- _Problem_:
Among the entries, which lines carry the string "heading"? Copy each of them.
** begin The records **
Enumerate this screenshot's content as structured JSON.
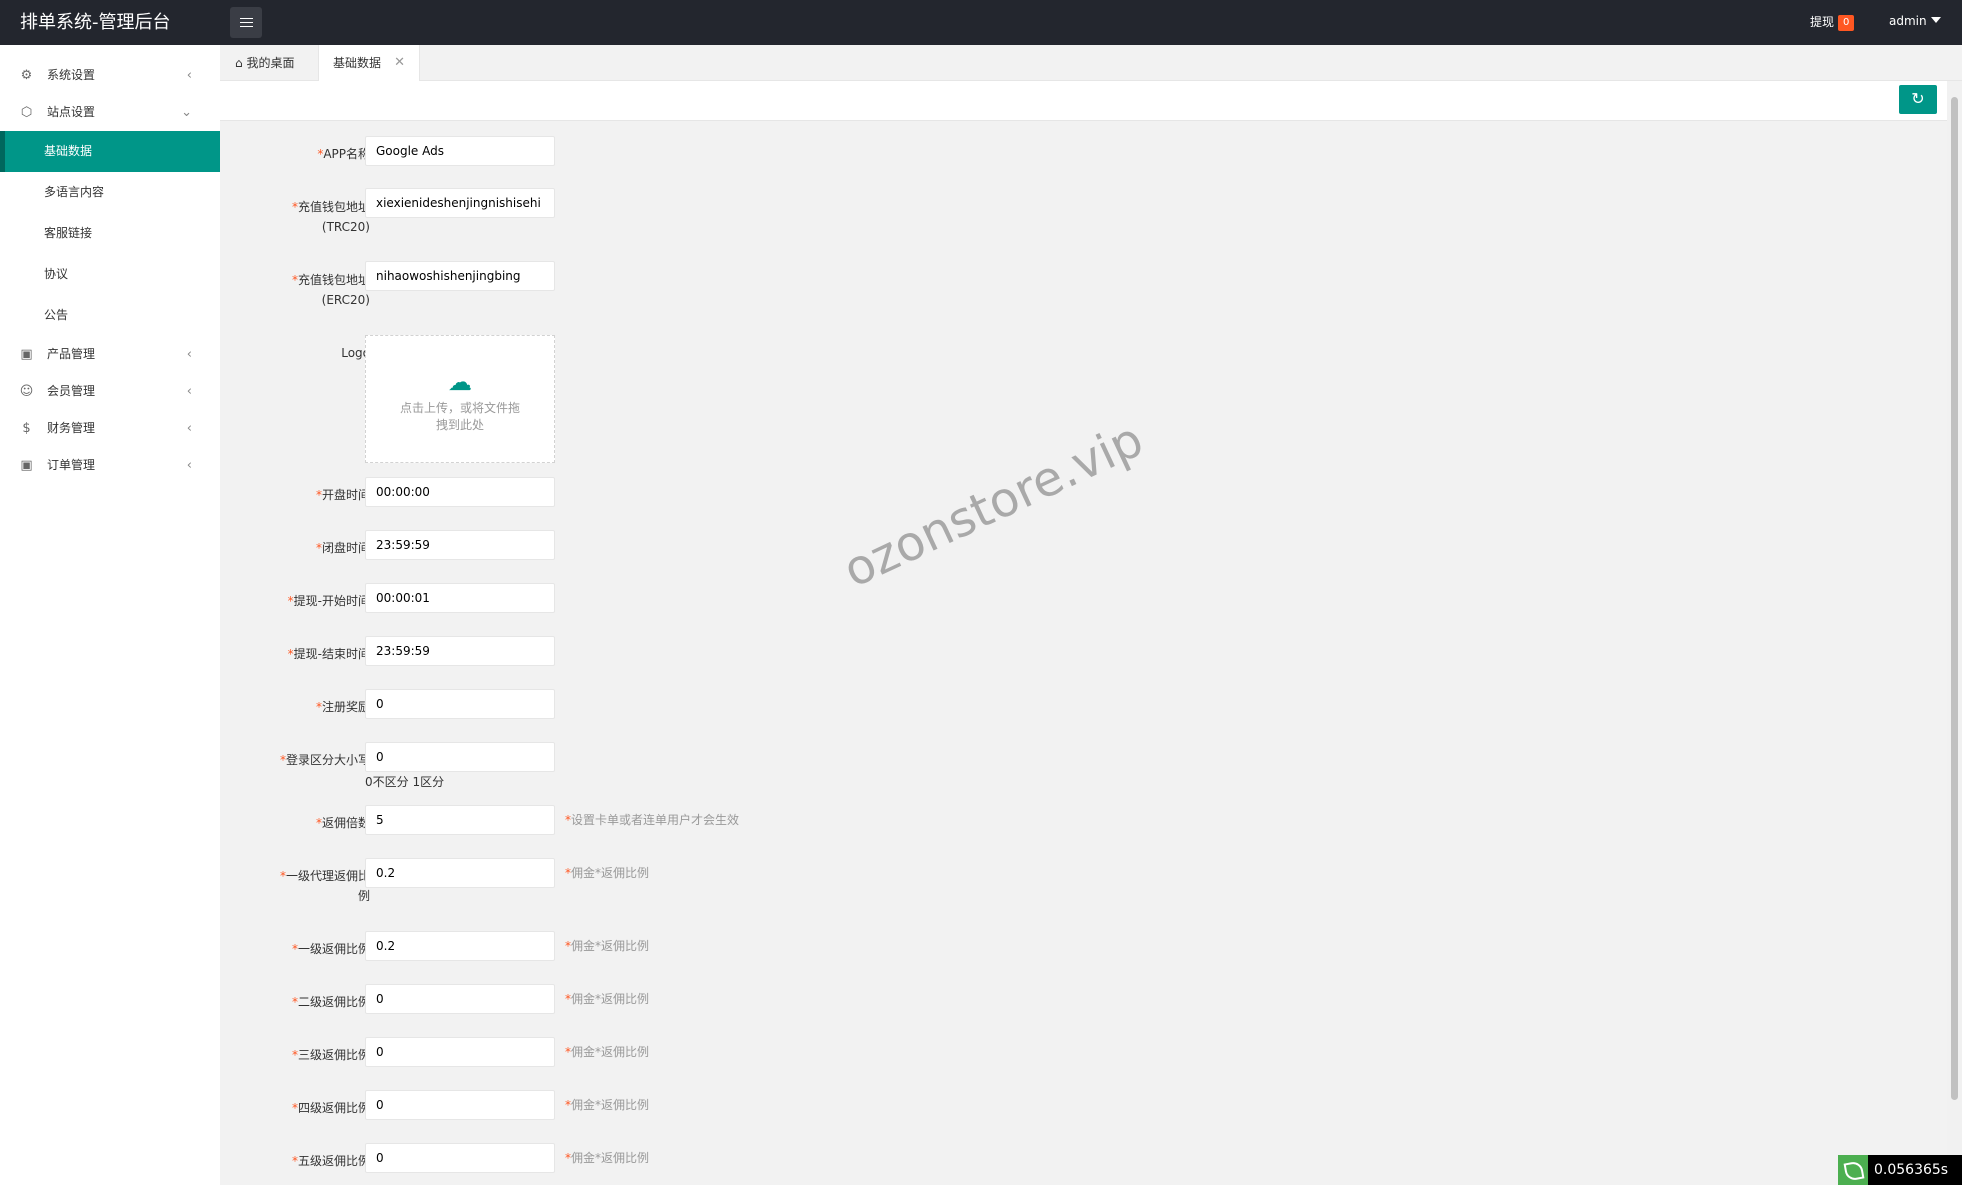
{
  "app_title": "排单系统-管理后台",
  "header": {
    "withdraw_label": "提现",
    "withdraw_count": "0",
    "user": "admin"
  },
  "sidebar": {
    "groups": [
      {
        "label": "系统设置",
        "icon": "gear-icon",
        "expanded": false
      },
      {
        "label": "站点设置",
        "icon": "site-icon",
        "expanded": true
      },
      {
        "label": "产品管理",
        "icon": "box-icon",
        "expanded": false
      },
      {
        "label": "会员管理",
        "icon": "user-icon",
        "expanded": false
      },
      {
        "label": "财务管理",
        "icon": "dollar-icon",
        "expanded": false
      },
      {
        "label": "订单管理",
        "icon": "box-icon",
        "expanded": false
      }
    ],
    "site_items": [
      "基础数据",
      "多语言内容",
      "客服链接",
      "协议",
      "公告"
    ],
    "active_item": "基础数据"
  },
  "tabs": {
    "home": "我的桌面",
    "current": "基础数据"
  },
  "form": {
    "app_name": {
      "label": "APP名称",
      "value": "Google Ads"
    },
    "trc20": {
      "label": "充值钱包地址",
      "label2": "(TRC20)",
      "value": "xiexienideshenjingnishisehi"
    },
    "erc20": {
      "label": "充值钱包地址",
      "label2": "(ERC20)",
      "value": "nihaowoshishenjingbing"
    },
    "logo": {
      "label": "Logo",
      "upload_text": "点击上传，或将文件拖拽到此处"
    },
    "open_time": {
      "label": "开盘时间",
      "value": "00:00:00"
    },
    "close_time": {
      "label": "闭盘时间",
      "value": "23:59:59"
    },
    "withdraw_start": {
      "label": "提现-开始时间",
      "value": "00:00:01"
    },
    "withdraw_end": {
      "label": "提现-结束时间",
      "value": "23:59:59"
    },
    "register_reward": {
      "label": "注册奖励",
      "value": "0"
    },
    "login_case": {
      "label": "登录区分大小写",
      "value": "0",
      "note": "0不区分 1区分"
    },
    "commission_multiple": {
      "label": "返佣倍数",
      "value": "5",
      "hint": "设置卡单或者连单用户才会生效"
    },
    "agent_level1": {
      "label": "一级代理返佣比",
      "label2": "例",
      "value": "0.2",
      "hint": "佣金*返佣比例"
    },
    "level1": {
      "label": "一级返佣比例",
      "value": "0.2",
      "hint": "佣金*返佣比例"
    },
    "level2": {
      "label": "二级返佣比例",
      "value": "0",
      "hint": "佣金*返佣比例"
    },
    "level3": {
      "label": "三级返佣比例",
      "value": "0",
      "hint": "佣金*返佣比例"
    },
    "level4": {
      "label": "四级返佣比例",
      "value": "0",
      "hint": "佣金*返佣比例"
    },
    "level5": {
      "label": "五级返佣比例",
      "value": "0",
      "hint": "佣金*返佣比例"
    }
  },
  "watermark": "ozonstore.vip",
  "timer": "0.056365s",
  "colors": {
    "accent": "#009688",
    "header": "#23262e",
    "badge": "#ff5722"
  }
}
** end The records **
** begin The records **
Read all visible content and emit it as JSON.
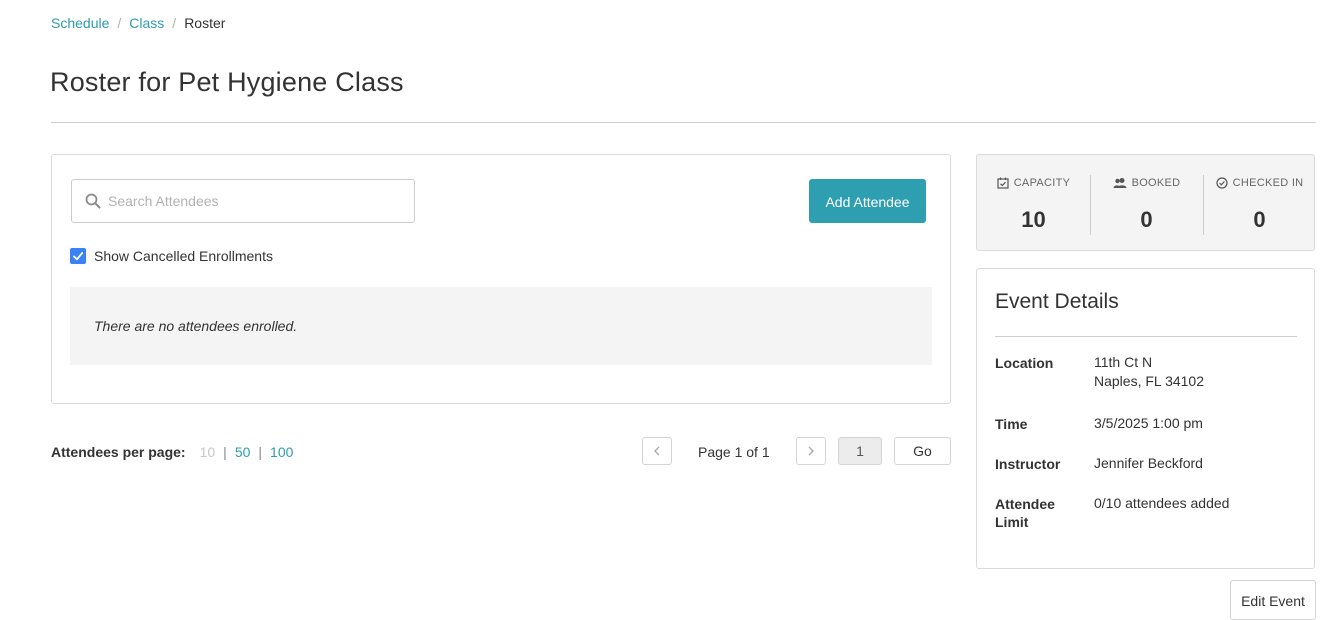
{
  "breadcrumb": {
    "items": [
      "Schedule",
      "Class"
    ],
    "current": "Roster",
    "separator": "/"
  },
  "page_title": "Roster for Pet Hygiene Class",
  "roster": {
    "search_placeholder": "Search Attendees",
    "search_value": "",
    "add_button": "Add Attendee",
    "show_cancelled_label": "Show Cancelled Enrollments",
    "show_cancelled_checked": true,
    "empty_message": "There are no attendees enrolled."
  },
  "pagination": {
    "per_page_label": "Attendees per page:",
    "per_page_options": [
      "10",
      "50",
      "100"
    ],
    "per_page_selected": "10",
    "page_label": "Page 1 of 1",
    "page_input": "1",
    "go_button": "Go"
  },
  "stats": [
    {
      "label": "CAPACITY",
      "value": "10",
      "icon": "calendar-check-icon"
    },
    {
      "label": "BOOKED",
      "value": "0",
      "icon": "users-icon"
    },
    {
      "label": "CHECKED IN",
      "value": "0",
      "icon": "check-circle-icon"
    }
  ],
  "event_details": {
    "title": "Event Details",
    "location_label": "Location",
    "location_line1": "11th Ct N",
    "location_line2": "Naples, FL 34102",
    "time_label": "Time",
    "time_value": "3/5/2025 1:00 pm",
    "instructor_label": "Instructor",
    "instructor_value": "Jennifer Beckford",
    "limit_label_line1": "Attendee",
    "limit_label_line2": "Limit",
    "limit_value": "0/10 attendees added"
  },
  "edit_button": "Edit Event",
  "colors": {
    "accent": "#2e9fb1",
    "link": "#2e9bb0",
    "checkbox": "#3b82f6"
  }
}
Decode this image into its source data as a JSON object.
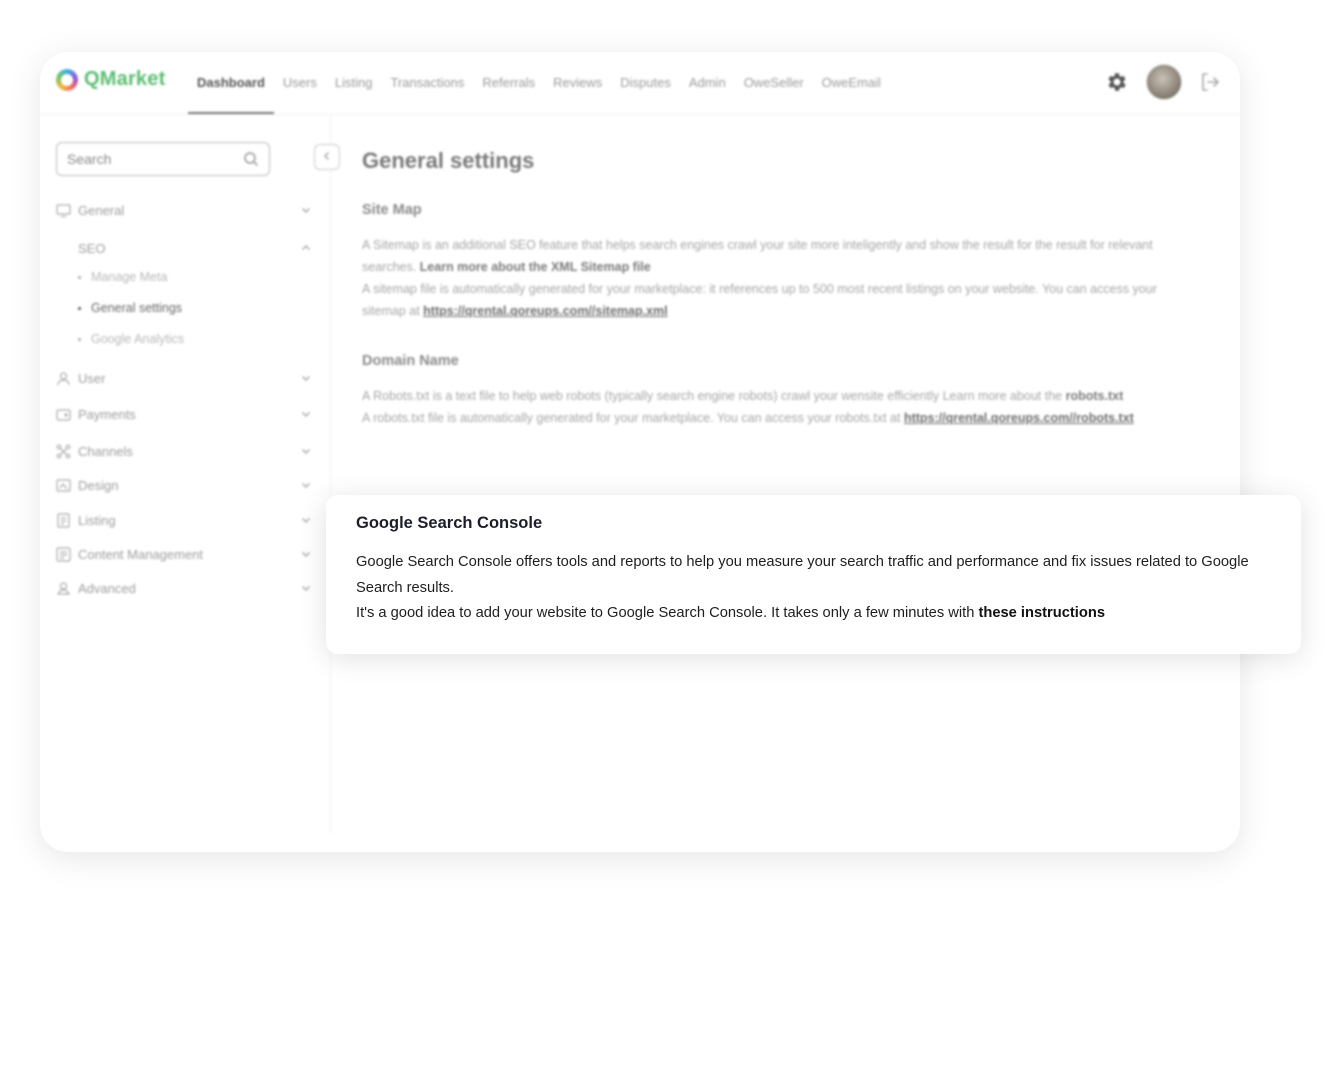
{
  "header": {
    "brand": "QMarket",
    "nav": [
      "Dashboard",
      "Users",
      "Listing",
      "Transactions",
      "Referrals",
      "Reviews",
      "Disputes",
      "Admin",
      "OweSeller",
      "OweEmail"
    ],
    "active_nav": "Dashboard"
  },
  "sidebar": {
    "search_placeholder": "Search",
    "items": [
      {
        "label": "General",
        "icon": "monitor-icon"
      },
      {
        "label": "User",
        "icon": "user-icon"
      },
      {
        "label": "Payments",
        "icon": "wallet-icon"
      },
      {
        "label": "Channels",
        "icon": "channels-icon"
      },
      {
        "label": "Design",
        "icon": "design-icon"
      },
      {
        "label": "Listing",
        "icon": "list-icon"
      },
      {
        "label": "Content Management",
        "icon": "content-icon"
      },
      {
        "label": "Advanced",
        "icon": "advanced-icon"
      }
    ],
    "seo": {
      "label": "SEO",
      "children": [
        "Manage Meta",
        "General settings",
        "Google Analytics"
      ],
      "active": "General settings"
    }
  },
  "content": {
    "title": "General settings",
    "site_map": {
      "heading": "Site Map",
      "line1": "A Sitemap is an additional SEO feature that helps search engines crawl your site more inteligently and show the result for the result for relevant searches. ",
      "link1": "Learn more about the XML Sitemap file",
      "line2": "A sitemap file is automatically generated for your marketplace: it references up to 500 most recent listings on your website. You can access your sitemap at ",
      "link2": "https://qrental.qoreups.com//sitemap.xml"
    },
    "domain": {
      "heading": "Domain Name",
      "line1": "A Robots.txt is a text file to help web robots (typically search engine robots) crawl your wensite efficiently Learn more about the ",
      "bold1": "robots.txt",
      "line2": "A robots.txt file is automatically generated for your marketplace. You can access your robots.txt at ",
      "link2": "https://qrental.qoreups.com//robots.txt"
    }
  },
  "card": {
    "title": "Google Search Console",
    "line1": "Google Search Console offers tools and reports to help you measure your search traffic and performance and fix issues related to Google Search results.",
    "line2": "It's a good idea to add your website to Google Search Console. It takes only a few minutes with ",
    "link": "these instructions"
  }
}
** end The records **
- _The result_:
      "heading": "Site Map",
      "heading": "Domain Name",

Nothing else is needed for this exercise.